Records from a collection
--- START ---
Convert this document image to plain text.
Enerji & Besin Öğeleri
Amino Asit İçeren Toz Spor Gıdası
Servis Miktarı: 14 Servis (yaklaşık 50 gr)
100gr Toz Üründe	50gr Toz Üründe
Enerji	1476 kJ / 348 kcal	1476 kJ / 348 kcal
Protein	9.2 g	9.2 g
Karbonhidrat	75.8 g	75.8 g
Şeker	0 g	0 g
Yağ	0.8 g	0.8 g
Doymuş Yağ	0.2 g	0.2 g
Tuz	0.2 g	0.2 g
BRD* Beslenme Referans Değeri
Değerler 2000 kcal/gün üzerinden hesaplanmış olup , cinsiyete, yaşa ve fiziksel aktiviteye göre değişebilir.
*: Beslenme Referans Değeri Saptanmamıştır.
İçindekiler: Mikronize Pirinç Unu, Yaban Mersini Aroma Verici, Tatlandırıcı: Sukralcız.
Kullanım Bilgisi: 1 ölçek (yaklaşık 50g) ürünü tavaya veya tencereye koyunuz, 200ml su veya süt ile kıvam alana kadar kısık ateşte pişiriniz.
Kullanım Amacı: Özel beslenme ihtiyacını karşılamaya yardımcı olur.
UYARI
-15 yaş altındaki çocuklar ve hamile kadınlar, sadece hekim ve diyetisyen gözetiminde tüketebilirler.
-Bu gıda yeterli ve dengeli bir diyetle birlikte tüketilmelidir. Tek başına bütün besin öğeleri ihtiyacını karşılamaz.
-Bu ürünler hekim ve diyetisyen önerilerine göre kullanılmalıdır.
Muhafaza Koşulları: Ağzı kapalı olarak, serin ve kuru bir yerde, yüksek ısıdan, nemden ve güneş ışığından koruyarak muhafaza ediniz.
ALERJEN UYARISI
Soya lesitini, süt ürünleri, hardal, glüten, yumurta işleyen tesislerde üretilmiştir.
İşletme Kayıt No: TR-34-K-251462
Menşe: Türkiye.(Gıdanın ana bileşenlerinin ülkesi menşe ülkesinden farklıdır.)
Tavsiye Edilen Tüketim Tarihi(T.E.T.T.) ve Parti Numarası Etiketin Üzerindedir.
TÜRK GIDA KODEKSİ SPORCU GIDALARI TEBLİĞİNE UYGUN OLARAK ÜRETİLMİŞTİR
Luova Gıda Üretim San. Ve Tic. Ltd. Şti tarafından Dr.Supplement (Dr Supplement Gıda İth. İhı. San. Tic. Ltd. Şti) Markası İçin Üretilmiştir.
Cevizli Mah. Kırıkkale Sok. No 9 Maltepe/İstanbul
--- END ---
▸ **PROBLEM DESCRIPTION**: The job here is to write out all the entries again exactly.

▸ **RESPONSE TO THE TASK**:
Convert this document image to plain text.
Enerji & Besin Öğeleri
Amino Asit İçeren Toz Spor Gıdası
Servis Miktarı: 14 Servis (yaklaşık 50 gr)
100gr Toz Üründe	50gr Toz Üründe
Enerji	1476 kJ / 348 kcal	1476 kJ / 348 kcal
Protein	9.2 g	9.2 g
Karbonhidrat	75.8 g	75.8 g
Şeker	0 g	0 g
Yağ	0.8 g	0.8 g
Doymuş Yağ	0.2 g	0.2 g
Tuz	0.2 g	0.2 g
BRD* Beslenme Referans Değeri
Değerler 2000 kcal/gün üzerinden hesaplanmış olup , cinsiyete, yaşa ve fiziksel aktiviteye göre değişebilir.
*: Beslenme Referans Değeri Saptanmamıştır.
İçindekiler: Mikronize Pirinç Unu, Yaban Mersini Aroma Verici, Tatlandırıcı: Sukralcız.
Kullanım Bilgisi: 1 ölçek (yaklaşık 50g) ürünü tavaya veya tencereye koyunuz, 200ml su veya süt ile kıvam alana kadar kısık ateşte pişiriniz.
Kullanım Amacı: Özel beslenme ihtiyacını karşılamaya yardımcı olur.
UYARI
-15 yaş altındaki çocuklar ve hamile kadınlar, sadece hekim ve diyetisyen gözetiminde tüketebilirler.
-Bu gıda yeterli ve dengeli bir diyetle birlikte tüketilmelidir. Tek başına bütün besin öğeleri ihtiyacını karşılamaz.
-Bu ürünler hekim ve diyetisyen önerilerine göre kullanılmalıdır.
Muhafaza Koşulları: Ağzı kapalı olarak, serin ve kuru bir yerde, yüksek ısıdan, nemden ve güneş ışığından koruyarak muhafaza ediniz.
ALERJEN UYARISI
Soya lesitini, süt ürünleri, hardal, glüten, yumurta işleyen tesislerde üretilmiştir.
İşletme Kayıt No: TR-34-K-251462
Menşe: Türkiye.(Gıdanın ana bileşenlerinin ülkesi menşe ülkesinden farklıdır.)
Tavsiye Edilen Tüketim Tarihi(T.E.T.T.) ve Parti Numarası Etiketin Üzerindedir.
TÜRK GIDA KODEKSİ SPORCU GIDALARI TEBLİĞİNE UYGUN OLARAK ÜRETİLMİŞTİR
Luova Gıda Üretim San. Ve Tic. Ltd. Şti tarafından Dr.Supplement (Dr Supplement Gıda İth. İhı. San. Tic. Ltd. Şti) Markası İçin Üretilmiştir.
Cevizli Mah. Kırıkkale Sok. No 9 Maltepe/İstanbul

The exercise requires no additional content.